■ **TO BE DONE**: In the entries below, count every line containing "feel". Return the number and nothing else.

■ **LISTING**:

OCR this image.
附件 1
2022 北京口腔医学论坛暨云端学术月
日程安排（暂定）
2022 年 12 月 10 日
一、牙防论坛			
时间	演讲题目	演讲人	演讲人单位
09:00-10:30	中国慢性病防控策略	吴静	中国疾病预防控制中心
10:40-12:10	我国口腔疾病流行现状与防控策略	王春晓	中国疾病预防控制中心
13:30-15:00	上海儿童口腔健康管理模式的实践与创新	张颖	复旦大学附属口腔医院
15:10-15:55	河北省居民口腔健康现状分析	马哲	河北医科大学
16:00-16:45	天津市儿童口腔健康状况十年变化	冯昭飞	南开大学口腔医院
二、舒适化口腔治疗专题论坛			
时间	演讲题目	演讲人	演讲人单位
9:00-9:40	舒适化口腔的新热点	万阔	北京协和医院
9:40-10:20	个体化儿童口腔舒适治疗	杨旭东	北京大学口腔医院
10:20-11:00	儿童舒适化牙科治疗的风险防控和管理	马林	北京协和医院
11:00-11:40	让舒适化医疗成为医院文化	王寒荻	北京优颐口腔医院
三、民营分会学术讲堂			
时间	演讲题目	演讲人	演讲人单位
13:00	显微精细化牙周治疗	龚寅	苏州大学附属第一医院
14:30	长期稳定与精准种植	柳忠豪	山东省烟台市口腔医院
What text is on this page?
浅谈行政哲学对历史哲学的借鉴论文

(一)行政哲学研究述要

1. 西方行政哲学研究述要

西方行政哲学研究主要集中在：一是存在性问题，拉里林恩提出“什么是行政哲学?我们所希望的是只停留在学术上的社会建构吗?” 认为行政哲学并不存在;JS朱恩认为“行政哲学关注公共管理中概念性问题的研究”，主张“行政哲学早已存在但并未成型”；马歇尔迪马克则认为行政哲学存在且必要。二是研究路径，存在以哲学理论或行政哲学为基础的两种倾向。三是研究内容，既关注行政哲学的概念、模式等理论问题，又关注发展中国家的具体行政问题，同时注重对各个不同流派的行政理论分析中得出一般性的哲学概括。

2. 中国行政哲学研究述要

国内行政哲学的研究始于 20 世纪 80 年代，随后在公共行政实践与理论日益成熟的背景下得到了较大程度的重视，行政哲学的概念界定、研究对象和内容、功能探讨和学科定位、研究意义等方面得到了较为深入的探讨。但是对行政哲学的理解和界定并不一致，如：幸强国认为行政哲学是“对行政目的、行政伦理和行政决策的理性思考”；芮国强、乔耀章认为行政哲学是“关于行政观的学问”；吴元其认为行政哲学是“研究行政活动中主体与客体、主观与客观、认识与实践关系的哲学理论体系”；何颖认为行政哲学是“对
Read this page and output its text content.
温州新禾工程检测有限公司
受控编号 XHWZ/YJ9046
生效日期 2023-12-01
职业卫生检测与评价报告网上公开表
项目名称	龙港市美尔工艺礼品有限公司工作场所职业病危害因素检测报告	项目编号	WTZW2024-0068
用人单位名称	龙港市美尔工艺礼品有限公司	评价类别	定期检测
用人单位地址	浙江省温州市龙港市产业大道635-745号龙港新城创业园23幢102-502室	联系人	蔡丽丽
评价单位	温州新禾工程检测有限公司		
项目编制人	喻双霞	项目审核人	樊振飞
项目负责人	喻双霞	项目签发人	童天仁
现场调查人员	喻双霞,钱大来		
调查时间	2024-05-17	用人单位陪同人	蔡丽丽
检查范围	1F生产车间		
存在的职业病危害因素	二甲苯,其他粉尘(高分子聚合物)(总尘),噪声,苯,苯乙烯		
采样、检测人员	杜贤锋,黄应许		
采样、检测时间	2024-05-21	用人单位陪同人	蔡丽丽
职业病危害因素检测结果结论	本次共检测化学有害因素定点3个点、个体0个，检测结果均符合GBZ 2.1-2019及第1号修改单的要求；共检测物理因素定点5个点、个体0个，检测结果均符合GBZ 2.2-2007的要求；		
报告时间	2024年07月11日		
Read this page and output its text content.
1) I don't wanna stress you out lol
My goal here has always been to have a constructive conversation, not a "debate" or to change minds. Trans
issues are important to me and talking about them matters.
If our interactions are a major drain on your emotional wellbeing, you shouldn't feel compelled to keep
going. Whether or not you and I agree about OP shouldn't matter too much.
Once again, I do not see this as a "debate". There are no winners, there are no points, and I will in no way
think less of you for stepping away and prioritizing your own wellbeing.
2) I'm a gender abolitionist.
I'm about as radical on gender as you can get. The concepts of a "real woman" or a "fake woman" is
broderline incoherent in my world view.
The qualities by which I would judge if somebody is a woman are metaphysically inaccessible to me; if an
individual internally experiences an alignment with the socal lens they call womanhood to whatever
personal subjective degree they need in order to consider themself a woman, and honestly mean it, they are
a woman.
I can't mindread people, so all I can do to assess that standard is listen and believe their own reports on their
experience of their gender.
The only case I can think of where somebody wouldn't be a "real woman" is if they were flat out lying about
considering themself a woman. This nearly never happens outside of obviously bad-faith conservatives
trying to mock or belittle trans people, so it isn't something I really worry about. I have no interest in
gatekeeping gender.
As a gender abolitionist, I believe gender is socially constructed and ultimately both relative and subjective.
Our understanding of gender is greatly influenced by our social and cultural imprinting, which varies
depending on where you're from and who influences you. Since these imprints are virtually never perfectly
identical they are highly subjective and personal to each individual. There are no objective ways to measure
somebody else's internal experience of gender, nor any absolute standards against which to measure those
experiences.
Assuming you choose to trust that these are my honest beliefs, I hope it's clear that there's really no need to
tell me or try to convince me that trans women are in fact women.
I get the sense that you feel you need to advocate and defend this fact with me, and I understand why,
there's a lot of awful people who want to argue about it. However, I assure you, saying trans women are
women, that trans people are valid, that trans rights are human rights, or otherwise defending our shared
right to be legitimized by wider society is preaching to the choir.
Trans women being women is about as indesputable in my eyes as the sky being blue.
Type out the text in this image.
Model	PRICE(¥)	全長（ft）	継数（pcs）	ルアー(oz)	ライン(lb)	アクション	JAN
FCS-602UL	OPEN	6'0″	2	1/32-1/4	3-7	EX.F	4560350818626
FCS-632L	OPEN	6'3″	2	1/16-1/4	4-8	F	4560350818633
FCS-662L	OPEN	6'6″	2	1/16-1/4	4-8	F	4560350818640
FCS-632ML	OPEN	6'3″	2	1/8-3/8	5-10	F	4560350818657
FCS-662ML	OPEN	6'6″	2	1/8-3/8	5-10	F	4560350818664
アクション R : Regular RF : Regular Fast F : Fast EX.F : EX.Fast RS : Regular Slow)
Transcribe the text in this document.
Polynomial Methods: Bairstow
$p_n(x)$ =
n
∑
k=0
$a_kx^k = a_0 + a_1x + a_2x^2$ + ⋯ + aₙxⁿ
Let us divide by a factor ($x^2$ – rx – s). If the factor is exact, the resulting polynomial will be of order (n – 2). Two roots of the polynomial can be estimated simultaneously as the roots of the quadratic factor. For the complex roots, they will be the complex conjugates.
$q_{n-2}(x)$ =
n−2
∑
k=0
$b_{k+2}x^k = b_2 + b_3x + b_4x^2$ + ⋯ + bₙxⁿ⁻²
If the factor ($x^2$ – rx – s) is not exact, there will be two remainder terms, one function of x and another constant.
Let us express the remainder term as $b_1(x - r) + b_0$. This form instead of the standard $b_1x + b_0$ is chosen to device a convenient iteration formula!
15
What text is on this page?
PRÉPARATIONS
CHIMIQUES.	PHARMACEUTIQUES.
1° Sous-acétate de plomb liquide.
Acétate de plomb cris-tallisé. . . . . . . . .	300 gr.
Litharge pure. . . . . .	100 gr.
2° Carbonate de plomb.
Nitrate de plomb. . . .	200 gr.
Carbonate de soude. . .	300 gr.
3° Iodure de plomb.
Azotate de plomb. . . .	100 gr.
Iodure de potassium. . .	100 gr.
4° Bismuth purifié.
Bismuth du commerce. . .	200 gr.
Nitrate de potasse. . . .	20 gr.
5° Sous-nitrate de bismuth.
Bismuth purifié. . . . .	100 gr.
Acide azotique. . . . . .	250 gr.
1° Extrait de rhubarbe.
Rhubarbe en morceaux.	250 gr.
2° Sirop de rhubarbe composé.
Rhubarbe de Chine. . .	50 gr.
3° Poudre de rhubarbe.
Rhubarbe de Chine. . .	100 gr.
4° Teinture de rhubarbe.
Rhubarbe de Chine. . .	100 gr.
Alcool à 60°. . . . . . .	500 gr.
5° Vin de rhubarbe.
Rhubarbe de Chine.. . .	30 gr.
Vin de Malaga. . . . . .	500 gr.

■ **WORKED ANSWER**: 2